Rename "Ellipse shape" to "Oval shape" throughout the items below, keeping every other line unchanged and omitting the pictures.

─── SUPPLIED MATERIAL

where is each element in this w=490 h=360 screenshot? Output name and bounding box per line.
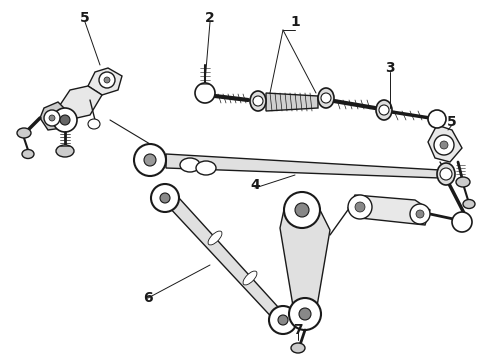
Circle shape <box>289 298 321 330</box>
Ellipse shape <box>291 343 305 353</box>
Circle shape <box>410 204 430 224</box>
Ellipse shape <box>22 149 34 158</box>
Polygon shape <box>166 154 440 178</box>
Circle shape <box>434 135 454 155</box>
Ellipse shape <box>196 161 216 175</box>
Circle shape <box>428 110 446 128</box>
Ellipse shape <box>208 231 222 245</box>
Polygon shape <box>428 125 462 162</box>
Circle shape <box>134 144 166 176</box>
Circle shape <box>195 83 215 103</box>
Circle shape <box>348 195 372 219</box>
Circle shape <box>440 168 452 180</box>
Ellipse shape <box>180 158 200 172</box>
Circle shape <box>160 193 170 203</box>
Ellipse shape <box>437 163 455 185</box>
Text: 6: 6 <box>143 291 153 305</box>
Circle shape <box>440 141 448 149</box>
Text: 2: 2 <box>205 11 215 25</box>
Polygon shape <box>40 102 68 130</box>
Circle shape <box>99 72 115 88</box>
Circle shape <box>299 308 311 320</box>
Circle shape <box>295 203 309 217</box>
Ellipse shape <box>463 199 475 208</box>
Ellipse shape <box>318 88 334 108</box>
Circle shape <box>44 110 60 126</box>
Polygon shape <box>280 205 330 318</box>
Circle shape <box>416 210 424 218</box>
Circle shape <box>269 306 297 334</box>
Ellipse shape <box>17 128 31 138</box>
Ellipse shape <box>56 145 74 157</box>
Circle shape <box>284 192 320 228</box>
Circle shape <box>379 105 389 115</box>
Circle shape <box>253 96 263 106</box>
Circle shape <box>151 184 179 212</box>
Circle shape <box>60 115 70 125</box>
Polygon shape <box>168 198 288 324</box>
Circle shape <box>278 315 288 325</box>
Text: 4: 4 <box>250 178 260 192</box>
Text: 5: 5 <box>447 115 457 129</box>
Ellipse shape <box>243 271 257 285</box>
Circle shape <box>452 212 472 232</box>
Ellipse shape <box>88 119 100 129</box>
Polygon shape <box>88 68 122 95</box>
Text: 7: 7 <box>293 323 303 337</box>
Text: 3: 3 <box>385 61 395 75</box>
Text: 5: 5 <box>80 11 90 25</box>
Circle shape <box>53 108 77 132</box>
Polygon shape <box>348 195 430 225</box>
Ellipse shape <box>376 100 392 120</box>
Circle shape <box>49 115 55 121</box>
Circle shape <box>144 154 156 166</box>
Circle shape <box>104 77 110 83</box>
Text: 1: 1 <box>290 15 300 29</box>
Polygon shape <box>58 86 102 120</box>
Circle shape <box>321 93 331 103</box>
Ellipse shape <box>456 177 470 187</box>
Circle shape <box>355 202 365 212</box>
Ellipse shape <box>250 91 266 111</box>
Polygon shape <box>266 93 318 111</box>
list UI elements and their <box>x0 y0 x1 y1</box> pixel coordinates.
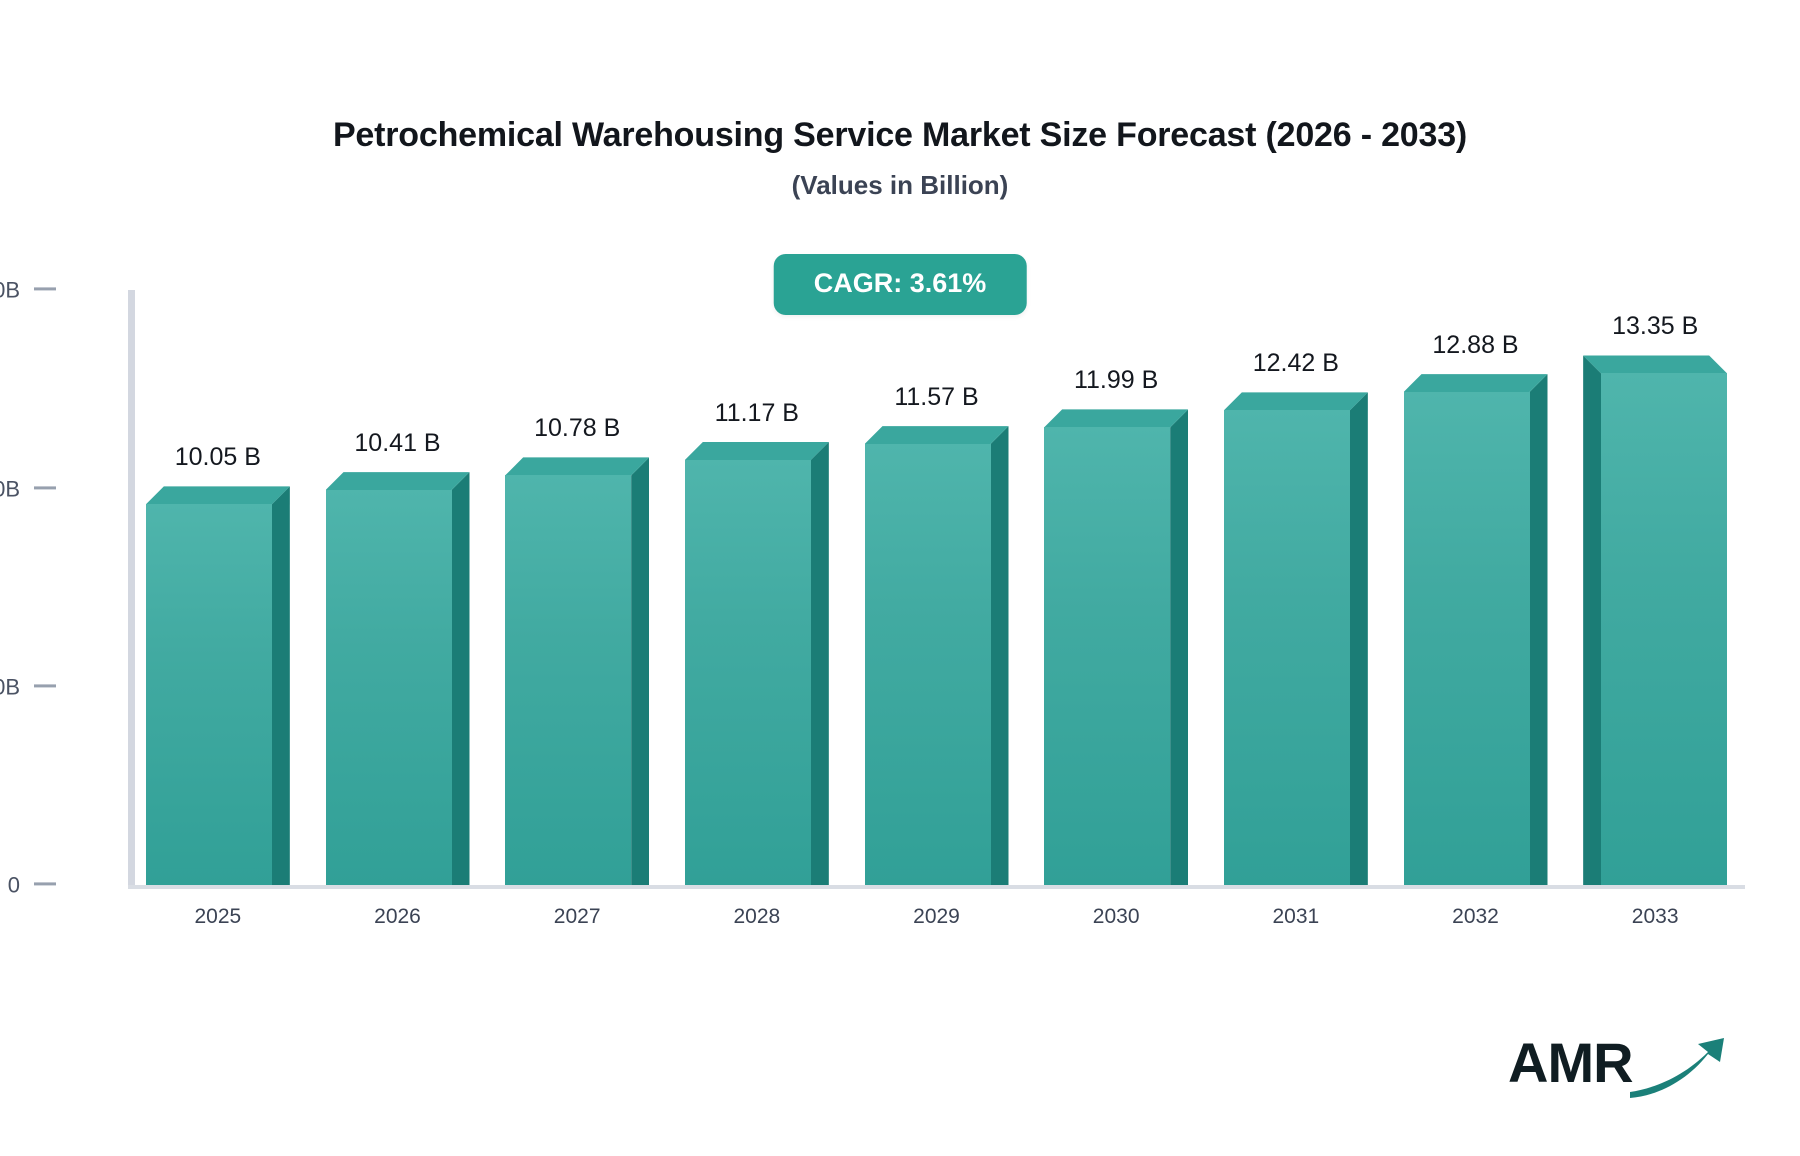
bar-top-face <box>864 426 1009 445</box>
bar-value-label: 12.42 B <box>1252 349 1339 378</box>
x-axis-tick-label: 2030 <box>1092 905 1140 928</box>
bar-front-face <box>1223 410 1350 885</box>
bar-side-face <box>810 441 829 885</box>
bar-column: 10.41 B <box>325 429 470 885</box>
y-axis-tick-mark <box>34 684 56 688</box>
y-axis-tick: 15.0B <box>0 276 56 303</box>
bar-value-label: 10.78 B <box>534 414 621 443</box>
y-axis-tick-mark <box>34 882 56 886</box>
bar-column: 10.78 B <box>505 414 650 885</box>
x-axis-tick-label: 2033 <box>1631 905 1679 928</box>
bar-3d <box>864 426 1009 885</box>
bar-column: 11.57 B <box>864 383 1009 885</box>
x-axis-tick-label: 2028 <box>733 905 781 928</box>
y-axis-tick-mark <box>34 287 56 291</box>
bar-column: 12.88 B <box>1403 331 1548 885</box>
bar-side-face <box>1170 409 1189 885</box>
bar-column: 11.99 B <box>1044 366 1189 885</box>
bar-value-label: 13.35 B <box>1612 312 1699 341</box>
bar-front-face <box>1601 373 1728 885</box>
bar-front-face <box>864 444 991 885</box>
x-axis-tick-label: 2029 <box>913 905 960 928</box>
bar-front-face <box>1044 427 1171 885</box>
y-axis-tick-label: 5.0B <box>0 674 20 700</box>
growth-arrow-icon <box>1628 1036 1738 1111</box>
y-axis-tick: 5.0B <box>0 673 56 700</box>
bar-value-label: 11.57 B <box>894 383 979 412</box>
amr-logo: AMR <box>1508 1022 1738 1112</box>
x-axis-tick-label: 2025 <box>194 905 242 928</box>
bar-side-face <box>1349 392 1368 885</box>
bar-top-face <box>684 441 829 460</box>
logo-text: AMR <box>1508 1031 1634 1094</box>
bar-front-face <box>684 459 811 885</box>
y-axis-tick-label: 10.0B <box>0 475 20 501</box>
bar-side-face <box>990 426 1009 885</box>
bar-value-label: 11.17 B <box>714 398 799 427</box>
bar-3d <box>325 472 470 885</box>
bar-side-face <box>1529 374 1548 885</box>
bar-column: 11.17 B <box>684 399 829 885</box>
bar-column: 13.35 B <box>1583 312 1728 885</box>
bar-value-label: 10.41 B <box>354 429 441 458</box>
bar-3d <box>505 457 650 885</box>
bar-front-face <box>1403 392 1530 885</box>
bar-front-face <box>145 504 272 885</box>
bar-side-face <box>631 457 650 885</box>
bar-side-face <box>1583 355 1602 885</box>
bar-3d <box>1223 392 1368 885</box>
x-axis-tick-label: 2026 <box>374 905 421 928</box>
cagr-badge: CAGR: 3.61% <box>773 254 1027 315</box>
bar-side-face <box>451 472 470 885</box>
bar-top-face <box>1403 374 1548 393</box>
bar-top-face <box>1583 355 1728 374</box>
x-axis-tick-label: 2031 <box>1272 905 1320 928</box>
bar-3d <box>1044 409 1189 885</box>
x-axis-tick-label: 2032 <box>1452 905 1499 928</box>
bar-value-label: 10.05 B <box>174 443 261 472</box>
y-axis-line <box>128 290 135 885</box>
y-axis-tick: 0 <box>0 871 56 898</box>
y-axis-tick-mark <box>34 485 56 489</box>
bar-3d <box>1583 355 1728 885</box>
plot-area: 15.0B 10.0B 5.0B 0 10.05 B 10.41 B 10.78 B 11.… <box>0 278 1745 928</box>
page-title: Petrochemical Warehousing Service Market… <box>332 116 1468 154</box>
bar-front-face <box>505 475 632 885</box>
y-axis-tick: 10.0B <box>0 475 56 502</box>
x-axis-line <box>128 885 1745 889</box>
page-subtitle: (Values in Billion) <box>791 170 1009 200</box>
bar-value-label: 12.88 B <box>1432 331 1519 360</box>
bar-top-face <box>505 457 650 476</box>
bar-3d <box>684 441 829 885</box>
bar-top-face <box>1044 409 1189 428</box>
bar-3d <box>1403 374 1548 885</box>
bar-top-face <box>325 472 470 491</box>
bar-front-face <box>325 490 452 885</box>
bar-top-face <box>145 486 290 505</box>
bar-value-label: 11.99 B <box>1073 366 1159 395</box>
bar-3d <box>145 486 290 885</box>
y-axis-tick-label: 0 <box>7 872 20 898</box>
bar-column: 10.05 B <box>145 443 290 885</box>
x-axis-tick-label: 2027 <box>553 905 601 928</box>
y-axis-tick-label: 15.0B <box>0 277 20 303</box>
bar-top-face <box>1223 392 1368 411</box>
bar-column: 12.42 B <box>1223 349 1368 885</box>
bar-side-face <box>271 486 290 885</box>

──────

*CORRECT OUTPUT*:
where is each element in this w=490 h=360 screenshot? Output name and bounding box per line.
Circle shape <box>289 298 321 330</box>
Oval shape <box>291 343 305 353</box>
Circle shape <box>410 204 430 224</box>
Oval shape <box>22 149 34 158</box>
Polygon shape <box>166 154 440 178</box>
Circle shape <box>434 135 454 155</box>
Oval shape <box>196 161 216 175</box>
Circle shape <box>428 110 446 128</box>
Oval shape <box>208 231 222 245</box>
Polygon shape <box>428 125 462 162</box>
Circle shape <box>134 144 166 176</box>
Circle shape <box>195 83 215 103</box>
Circle shape <box>348 195 372 219</box>
Circle shape <box>440 168 452 180</box>
Oval shape <box>180 158 200 172</box>
Circle shape <box>160 193 170 203</box>
Oval shape <box>437 163 455 185</box>
Text: 6: 6 <box>143 291 153 305</box>
Circle shape <box>440 141 448 149</box>
Text: 2: 2 <box>205 11 215 25</box>
Polygon shape <box>40 102 68 130</box>
Circle shape <box>99 72 115 88</box>
Circle shape <box>299 308 311 320</box>
Circle shape <box>295 203 309 217</box>
Oval shape <box>463 199 475 208</box>
Oval shape <box>318 88 334 108</box>
Circle shape <box>44 110 60 126</box>
Polygon shape <box>280 205 330 318</box>
Circle shape <box>416 210 424 218</box>
Circle shape <box>269 306 297 334</box>
Oval shape <box>17 128 31 138</box>
Oval shape <box>56 145 74 157</box>
Circle shape <box>284 192 320 228</box>
Circle shape <box>379 105 389 115</box>
Circle shape <box>253 96 263 106</box>
Circle shape <box>151 184 179 212</box>
Circle shape <box>60 115 70 125</box>
Polygon shape <box>168 198 288 324</box>
Circle shape <box>278 315 288 325</box>
Text: 4: 4 <box>250 178 260 192</box>
Text: 5: 5 <box>447 115 457 129</box>
Oval shape <box>243 271 257 285</box>
Circle shape <box>452 212 472 232</box>
Oval shape <box>88 119 100 129</box>
Polygon shape <box>88 68 122 95</box>
Text: 7: 7 <box>293 323 303 337</box>
Text: 3: 3 <box>385 61 395 75</box>
Text: 5: 5 <box>80 11 90 25</box>
Circle shape <box>53 108 77 132</box>
Polygon shape <box>348 195 430 225</box>
Oval shape <box>376 100 392 120</box>
Circle shape <box>49 115 55 121</box>
Circle shape <box>144 154 156 166</box>
Circle shape <box>104 77 110 83</box>
Text: 1: 1 <box>290 15 300 29</box>
Polygon shape <box>58 86 102 120</box>
Circle shape <box>321 93 331 103</box>
Oval shape <box>456 177 470 187</box>
Circle shape <box>355 202 365 212</box>
Oval shape <box>250 91 266 111</box>
Polygon shape <box>266 93 318 111</box>
list UI elements and their <box>x0 y0 x1 y1</box> pixel coordinates.
bar-top-face <box>864 426 1009 445</box>
bar-value-label: 12.42 B <box>1252 349 1339 378</box>
x-axis-tick-label: 2030 <box>1092 905 1140 928</box>
bar-front-face <box>1223 410 1350 885</box>
bar-side-face <box>810 441 829 885</box>
bar-column: 10.41 B <box>325 429 470 885</box>
y-axis-tick-mark <box>34 684 56 688</box>
y-axis-tick: 15.0B <box>0 276 56 303</box>
bar-value-label: 10.78 B <box>534 414 621 443</box>
y-axis-tick-mark <box>34 882 56 886</box>
bar-column: 10.78 B <box>505 414 650 885</box>
x-axis-tick-label: 2033 <box>1631 905 1679 928</box>
bar-3d <box>864 426 1009 885</box>
bar-column: 11.57 B <box>864 383 1009 885</box>
x-axis-tick-label: 2028 <box>733 905 781 928</box>
y-axis-tick-mark <box>34 287 56 291</box>
bar-column: 12.88 B <box>1403 331 1548 885</box>
bar-side-face <box>1170 409 1189 885</box>
bar-column: 11.99 B <box>1044 366 1189 885</box>
bar-value-label: 13.35 B <box>1612 312 1699 341</box>
bar-front-face <box>1601 373 1728 885</box>
bar-front-face <box>864 444 991 885</box>
x-axis-tick-label: 2029 <box>913 905 960 928</box>
bar-front-face <box>1044 427 1171 885</box>
y-axis-tick-label: 5.0B <box>0 674 20 700</box>
growth-arrow-icon <box>1628 1036 1738 1111</box>
y-axis-tick: 5.0B <box>0 673 56 700</box>
bar-value-label: 11.57 B <box>894 383 979 412</box>
amr-logo: AMR <box>1508 1022 1738 1112</box>
x-axis-tick-label: 2025 <box>194 905 242 928</box>
bar-side-face <box>1349 392 1368 885</box>
bar-top-face <box>684 441 829 460</box>
logo-text: AMR <box>1508 1031 1634 1094</box>
bar-front-face <box>684 459 811 885</box>
y-axis-tick-label: 10.0B <box>0 475 20 501</box>
bar-side-face <box>990 426 1009 885</box>
bar-value-label: 11.17 B <box>714 398 799 427</box>
bar-3d <box>325 472 470 885</box>
bar-side-face <box>1529 374 1548 885</box>
bar-column: 11.17 B <box>684 399 829 885</box>
bar-column: 13.35 B <box>1583 312 1728 885</box>
bar-value-label: 10.41 B <box>354 429 441 458</box>
bar-3d <box>505 457 650 885</box>
bar-front-face <box>1403 392 1530 885</box>
bar-front-face <box>145 504 272 885</box>
bar-side-face <box>631 457 650 885</box>
bar-side-face <box>1583 355 1602 885</box>
bar-3d <box>1223 392 1368 885</box>
x-axis-tick-label: 2026 <box>374 905 421 928</box>
cagr-badge: CAGR: 3.61% <box>773 254 1027 315</box>
bar-side-face <box>451 472 470 885</box>
bar-top-face <box>1403 374 1548 393</box>
bar-top-face <box>1583 355 1728 374</box>
x-axis-tick-label: 2031 <box>1272 905 1320 928</box>
bar-3d <box>1044 409 1189 885</box>
x-axis-tick-label: 2032 <box>1452 905 1499 928</box>
bar-value-label: 10.05 B <box>174 443 261 472</box>
y-axis-line <box>128 290 135 885</box>
y-axis-tick: 0 <box>0 871 56 898</box>
y-axis-tick-mark <box>34 485 56 489</box>
bar-3d <box>1583 355 1728 885</box>
plot-area: 15.0B 10.0B 5.0B 0 10.05 B 10.41 B 10.78 B 11.… <box>0 278 1745 928</box>
page-title: Petrochemical Warehousing Service Market… <box>332 116 1468 154</box>
bar-front-face <box>505 475 632 885</box>
y-axis-tick: 10.0B <box>0 475 56 502</box>
x-axis-line <box>128 885 1745 889</box>
page-subtitle: (Values in Billion) <box>791 170 1009 200</box>
bar-value-label: 12.88 B <box>1432 331 1519 360</box>
bar-top-face <box>505 457 650 476</box>
bar-3d <box>684 441 829 885</box>
bar-top-face <box>1044 409 1189 428</box>
bar-3d <box>1403 374 1548 885</box>
bar-top-face <box>325 472 470 491</box>
bar-front-face <box>325 490 452 885</box>
bar-top-face <box>145 486 290 505</box>
bar-value-label: 11.99 B <box>1073 366 1159 395</box>
bar-3d <box>145 486 290 885</box>
y-axis-tick-label: 0 <box>7 872 20 898</box>
bar-column: 10.05 B <box>145 443 290 885</box>
x-axis-tick-label: 2027 <box>553 905 601 928</box>
y-axis-tick-label: 15.0B <box>0 277 20 303</box>
bar-top-face <box>1223 392 1368 411</box>
bar-column: 12.42 B <box>1223 349 1368 885</box>
bar-side-face <box>271 486 290 885</box>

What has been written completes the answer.